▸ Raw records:
** BEGIN **

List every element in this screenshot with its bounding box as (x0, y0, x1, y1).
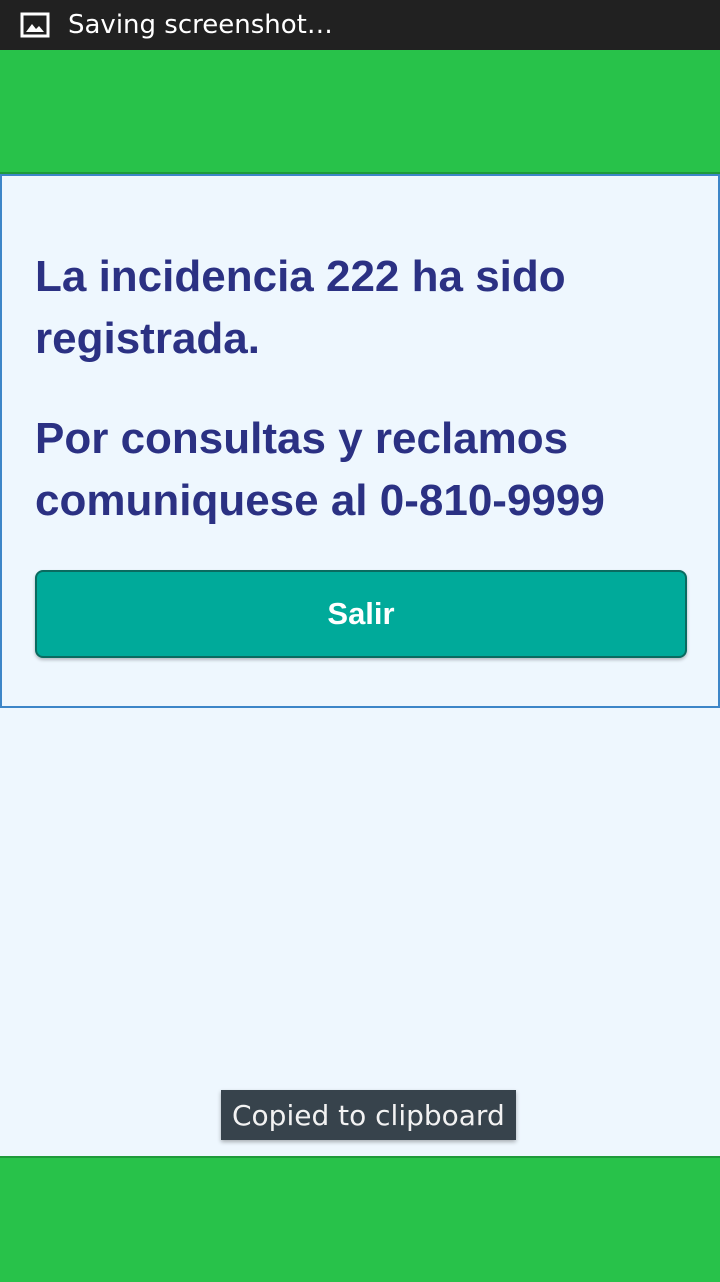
image-icon (19, 11, 51, 39)
contact-message: Por consultas y reclamos comuniquese al … (35, 414, 605, 525)
registered-message: La incidencia 222 ha sido registrada. (35, 252, 566, 363)
exit-button[interactable]: Salir (35, 570, 687, 658)
status-notification-text: Saving screenshot… (68, 10, 333, 40)
status-bar: Saving screenshot… (0, 0, 720, 50)
header-bar (0, 50, 720, 174)
toast-message: Copied to clipboard (221, 1090, 516, 1140)
confirmation-card: La incidencia 222 ha sido registrada. Po… (0, 174, 720, 708)
footer-bar (0, 1156, 720, 1282)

** END **

▸ DESCRIPTION OF THE TASK: Please rewrite the lines above as a numbered list, dropping any blank lines and leaving the pictures out.

▸ TASK RESPONSE:
1. List every element in this screenshot with its bounding box as (x0, y0, x1, y1).
2. image-icon (19, 11, 51, 39)
3. contact-message: Por consultas y reclamos comuniquese al … (35, 414, 605, 525)
4. registered-message: La incidencia 222 ha sido registrada. (35, 252, 566, 363)
5. exit-button[interactable]: Salir (35, 570, 687, 658)
6. status-notification-text: Saving screenshot… (68, 10, 333, 40)
7. status-bar: Saving screenshot… (0, 0, 720, 50)
8. header-bar (0, 50, 720, 174)
9. toast-message: Copied to clipboard (221, 1090, 516, 1140)
10. confirmation-card: La incidencia 222 ha sido registrada. Po… (0, 174, 720, 708)
11. footer-bar (0, 1156, 720, 1282)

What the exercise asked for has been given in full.